(Saved entries)
################

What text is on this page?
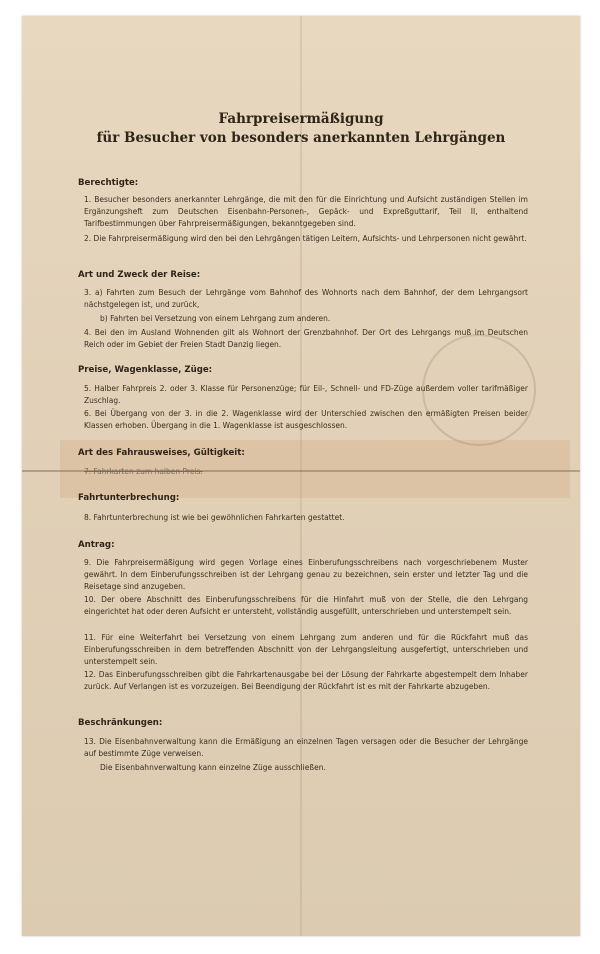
Fahrpreisermäßigung
für Besucher von besonders anerkannten Lehrgängen
Berechtigte:
1. Besucher besonders anerkannter Lehrgänge, die mit den für die Einrichtung und Aufsicht zuständigen Stellen im Ergänzungsheft zum Deutschen Eisenbahn-Personen-, Gepäck- und Expreßguttarif, Teil II, enthaltend Tarifbestimmungen über Fahrpreisermäßigungen, bekanntgegeben sind.
2. Die Fahrpreisermäßigung wird den bei den Lehrgängen tätigen Leitern, Aufsichts- und Lehrpersonen nicht gewährt.
Art und Zweck der Reise:
3. a) Fahrten zum Besuch der Lehrgänge vom Bahnhof des Wohnorts nach dem Bahnhof, der dem Lehrgangsort nächstgelegen ist, und zurück,
b) Fahrten bei Versetzung von einem Lehrgang zum anderen.
4. Bei den im Ausland Wohnenden gilt als Wohnort der Grenzbahnhof. Der Ort des Lehrgangs muß im Deutschen Reich oder im Gebiet der Freien Stadt Danzig liegen.
Preise, Wagenklasse, Züge:
5. Halber Fahrpreis 2. oder 3. Klasse für Personenzüge; für Eil-, Schnell- und FD-Züge außerdem voller tarifmäßiger Zuschlag.
6. Bei Übergang von der 3. in die 2. Wagenklasse wird der Unterschied zwischen den ermäßigten Preisen beider Klassen erhoben. Übergang in die 1. Wagenklasse ist ausgeschlossen.
Art des Fahrausweises, Gültigkeit:
7. Fahrkarten zum halben Preis.
Fahrtunterbrechung:
8. Fahrtunterbrechung ist wie bei gewöhnlichen Fahrkarten gestattet.
Antrag:
9. Die Fahrpreisermäßigung wird gegen Vorlage eines Einberufungsschreibens nach vorgeschriebenem Muster gewährt. In dem Einberufungsschreiben ist der Lehrgang genau zu bezeichnen, sein erster und letzter Tag und die Reisetage sind anzugeben.
10. Der obere Abschnitt des Einberufungsschreibens für die Hinfahrt muß von der Stelle, die den Lehrgang eingerichtet hat oder deren Aufsicht er untersteht, vollständig ausgefüllt, unterschrieben und unterstempelt sein.
11. Für eine Weiterfahrt bei Versetzung von einem Lehrgang zum anderen und für die Rückfahrt muß das Einberufungsschreiben in dem betreffenden Abschnitt von der Lehrgangsleitung ausgefertigt, unterschrieben und unterstempelt sein.
12. Das Einberufungsschreiben gibt die Fahrkartenausgabe bei der Lösung der Fahrkarte abgestempelt dem Inhaber zurück. Auf Verlangen ist es vorzuzeigen. Bei Beendigung der Rückfahrt ist es mit der Fahrkarte abzugeben.
Beschränkungen:
13. Die Eisenbahnverwaltung kann die Ermäßigung an einzelnen Tagen versagen oder die Besucher der Lehrgänge auf bestimmte Züge verweisen.
Die Eisenbahnverwaltung kann einzelne Züge ausschließen.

################

Lines that hold "unterstempelt" are the ones to copy; find all of them.

10. Der obere Abschnitt des Einberufungsschreibens für die Hinfahrt muß von der Stelle, die den Lehrgang eingerichtet hat oder deren Aufsicht er untersteht, vollständig ausgefüllt, unterschrieben und unterstempelt sein.
11. Für eine Weiterfahrt bei Versetzung von einem Lehrgang zum anderen und für die Rückfahrt muß das Einberufungsschreiben in dem betreffenden Abschnitt von der Lehrgangsleitung ausgefertigt, unterschrieben und unterstempelt sein.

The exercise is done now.